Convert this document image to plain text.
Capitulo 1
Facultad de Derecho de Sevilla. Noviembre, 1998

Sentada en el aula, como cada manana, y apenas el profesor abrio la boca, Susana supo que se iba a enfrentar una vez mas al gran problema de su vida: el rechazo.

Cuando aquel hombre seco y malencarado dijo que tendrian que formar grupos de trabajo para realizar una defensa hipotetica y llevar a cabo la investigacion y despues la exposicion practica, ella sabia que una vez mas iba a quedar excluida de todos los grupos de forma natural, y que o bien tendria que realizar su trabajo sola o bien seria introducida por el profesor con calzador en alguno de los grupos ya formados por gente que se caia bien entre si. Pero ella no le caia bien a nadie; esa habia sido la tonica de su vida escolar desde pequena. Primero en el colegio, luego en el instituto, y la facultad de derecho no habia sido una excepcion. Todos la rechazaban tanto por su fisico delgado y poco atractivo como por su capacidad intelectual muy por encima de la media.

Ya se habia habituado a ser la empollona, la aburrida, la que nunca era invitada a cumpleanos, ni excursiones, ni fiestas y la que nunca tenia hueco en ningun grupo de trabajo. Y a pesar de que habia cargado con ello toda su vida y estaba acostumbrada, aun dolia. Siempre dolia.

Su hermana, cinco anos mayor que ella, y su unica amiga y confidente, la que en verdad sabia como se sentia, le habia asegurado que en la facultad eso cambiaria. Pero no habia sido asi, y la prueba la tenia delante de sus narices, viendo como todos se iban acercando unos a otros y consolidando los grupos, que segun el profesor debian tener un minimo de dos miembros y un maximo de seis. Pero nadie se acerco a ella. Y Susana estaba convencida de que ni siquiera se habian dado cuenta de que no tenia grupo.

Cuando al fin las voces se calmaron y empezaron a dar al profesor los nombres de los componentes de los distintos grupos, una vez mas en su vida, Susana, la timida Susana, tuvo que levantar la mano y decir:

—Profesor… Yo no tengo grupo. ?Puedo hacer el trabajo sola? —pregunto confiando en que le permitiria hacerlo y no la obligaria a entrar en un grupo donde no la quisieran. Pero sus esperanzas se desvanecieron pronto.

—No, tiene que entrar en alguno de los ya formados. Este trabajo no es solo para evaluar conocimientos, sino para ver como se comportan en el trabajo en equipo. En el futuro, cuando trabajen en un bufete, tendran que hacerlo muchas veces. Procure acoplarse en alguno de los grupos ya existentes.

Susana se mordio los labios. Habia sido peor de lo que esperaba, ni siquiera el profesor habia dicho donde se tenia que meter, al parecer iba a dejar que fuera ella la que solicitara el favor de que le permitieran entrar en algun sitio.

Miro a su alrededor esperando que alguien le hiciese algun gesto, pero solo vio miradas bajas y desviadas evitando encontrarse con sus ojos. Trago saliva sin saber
§
:: TASK TO CARRY OUT ::
Reproduce the records word for word.

:: THE SOLUTION ::
Convert this document image to plain text.
Capitulo 1
Facultad de Derecho de Sevilla. Noviembre, 1998

Sentada en el aula, como cada manana, y apenas el profesor abrio la boca, Susana supo que se iba a enfrentar una vez mas al gran problema de su vida: el rechazo.

Cuando aquel hombre seco y malencarado dijo que tendrian que formar grupos de trabajo para realizar una defensa hipotetica y llevar a cabo la investigacion y despues la exposicion practica, ella sabia que una vez mas iba a quedar excluida de todos los grupos de forma natural, y que o bien tendria que realizar su trabajo sola o bien seria introducida por el profesor con calzador en alguno de los grupos ya formados por gente que se caia bien entre si. Pero ella no le caia bien a nadie; esa habia sido la tonica de su vida escolar desde pequena. Primero en el colegio, luego en el instituto, y la facultad de derecho no habia sido una excepcion. Todos la rechazaban tanto por su fisico delgado y poco atractivo como por su capacidad intelectual muy por encima de la media.

Ya se habia habituado a ser la empollona, la aburrida, la que nunca era invitada a cumpleanos, ni excursiones, ni fiestas y la que nunca tenia hueco en ningun grupo de trabajo. Y a pesar de que habia cargado con ello toda su vida y estaba acostumbrada, aun dolia. Siempre dolia.

Su hermana, cinco anos mayor que ella, y su unica amiga y confidente, la que en verdad sabia como se sentia, le habia asegurado que en la facultad eso cambiaria. Pero no habia sido asi, y la prueba la tenia delante de sus narices, viendo como todos se iban acercando unos a otros y consolidando los grupos, que segun el profesor debian tener un minimo de dos miembros y un maximo de seis. Pero nadie se acerco a ella. Y Susana estaba convencida de que ni siquiera se habian dado cuenta de que no tenia grupo.

Cuando al fin las voces se calmaron y empezaron a dar al profesor los nombres de los componentes de los distintos grupos, una vez mas en su vida, Susana, la timida Susana, tuvo que levantar la mano y decir:

—Profesor… Yo no tengo grupo. ?Puedo hacer el trabajo sola? —pregunto confiando en que le permitiria hacerlo y no la obligaria a entrar en un grupo donde no la quisieran. Pero sus esperanzas se desvanecieron pronto.

—No, tiene que entrar en alguno de los ya formados. Este trabajo no es solo para evaluar conocimientos, sino para ver como se comportan en el trabajo en equipo. En el futuro, cuando trabajen en un bufete, tendran que hacerlo muchas veces. Procure acoplarse en alguno de los grupos ya existentes.

Susana se mordio los labios. Habia sido peor de lo que esperaba, ni siquiera el profesor habia dicho donde se tenia que meter, al parecer iba a dejar que fuera ella la que solicitara el favor de que le permitieran entrar en algun sitio.

Miro a su alrededor esperando que alguien le hiciese algun gesto, pero solo vio miradas bajas y desviadas evitando encontrarse con sus ojos. Trago saliva sin saber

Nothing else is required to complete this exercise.